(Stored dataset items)
============

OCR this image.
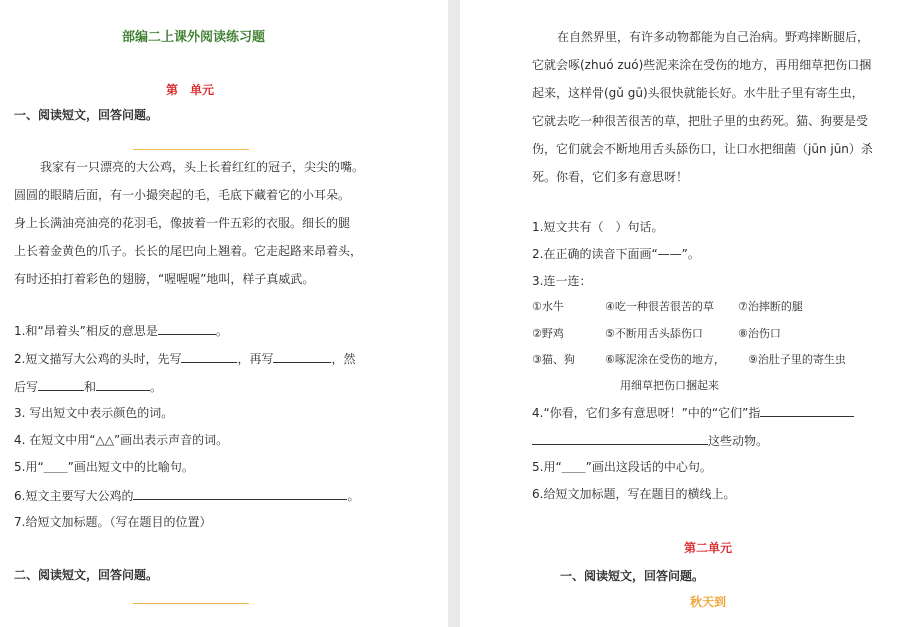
部编二上课外阅读练习题
第　单元
一、阅读短文，回答问题。
我家有一只漂亮的大公鸡，头上长着红红的冠子，尖尖的嘴。
圆圆的眼睛后面，有一小撮突起的毛，毛底下藏着它的小耳朵。
身上长满油亮油亮的花羽毛，像披着一件五彩的衣服。细长的腿
上长着金黄色的爪子。长长的尾巴向上翘着。它走起路来昂着头，
有时还拍打着彩色的翅膀，“喔喔喔”地叫，样子真威武。
1.和“昂着头”相反的意思是	。
2.短文描写大公鸡的头时，先写	，再写	，然
后写	和	。
3. 写出短文中表示颜色的词。
4. 在短文中用“△△”画出表示声音的词。
5.用“＿＿”画出短文中的比喻句。
6.短文主要写大公鸡的	。
7.给短文加标题。（写在题目的位置）
二、阅读短文，回答问题。
在自然界里，有许多动物都能为自己治病。野鸡摔断腿后，
它就会啄(zhuó zuó)些泥来涂在受伤的地方，再用细草把伤口捆
起来，这样骨(gǔ gū)头很快就能长好。水牛肚子里有寄生虫，
它就去吃一种很苦很苦的草，把肚子里的虫药死。猫、狗要是受
伤，它们就会不断地用舌头舔伤口，让口水把细菌（jūn jūn）杀
死。你看，它们多有意思呀！
1.短文共有（　）句话。
2.在正确的读音下面画“——”。
3.连一连：
①水牛	④吃一种很苦很苦的草 ⑦治摔断的腿
②野鸡	⑤不断用舌头舔伤口	⑧治伤口
③猫、狗	⑥啄泥涂在受伤的地方， ⑨治肚子里的寄生虫
用细草把伤口捆起来
4.“你看，它们多有意思呀！”中的“它们”指
这些动物。
5.用“＿＿”画出这段话的中心句。
6.给短文加标题，写在题目的横线上。
第二单元
一、阅读短文，回答问题。
秋天到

============

> [What the task requires]: Restate each entry word for word, leaving out any pictures.

> [The completed task]:
OCR this image.
部编二上课外阅读练习题
第　单元
一、阅读短文，回答问题。
我家有一只漂亮的大公鸡，头上长着红红的冠子，尖尖的嘴。
圆圆的眼睛后面，有一小撮突起的毛，毛底下藏着它的小耳朵。
身上长满油亮油亮的花羽毛，像披着一件五彩的衣服。细长的腿
上长着金黄色的爪子。长长的尾巴向上翘着。它走起路来昂着头，
有时还拍打着彩色的翅膀，“喔喔喔”地叫，样子真威武。
1.和“昂着头”相反的意思是	。
2.短文描写大公鸡的头时，先写	，再写	，然
后写	和	。
3. 写出短文中表示颜色的词。
4. 在短文中用“△△”画出表示声音的词。
5.用“＿＿”画出短文中的比喻句。
6.短文主要写大公鸡的	。
7.给短文加标题。（写在题目的位置）
二、阅读短文，回答问题。
在自然界里，有许多动物都能为自己治病。野鸡摔断腿后，
它就会啄(zhuó zuó)些泥来涂在受伤的地方，再用细草把伤口捆
起来，这样骨(gǔ gū)头很快就能长好。水牛肚子里有寄生虫，
它就去吃一种很苦很苦的草，把肚子里的虫药死。猫、狗要是受
伤，它们就会不断地用舌头舔伤口，让口水把细菌（jūn jūn）杀
死。你看，它们多有意思呀！
1.短文共有（　）句话。
2.在正确的读音下面画“——”。
3.连一连：
①水牛	④吃一种很苦很苦的草 ⑦治摔断的腿
②野鸡	⑤不断用舌头舔伤口	⑧治伤口
③猫、狗	⑥啄泥涂在受伤的地方， ⑨治肚子里的寄生虫
用细草把伤口捆起来
4.“你看，它们多有意思呀！”中的“它们”指
这些动物。
5.用“＿＿”画出这段话的中心句。
6.给短文加标题，写在题目的横线上。
第二单元
一、阅读短文，回答问题。
秋天到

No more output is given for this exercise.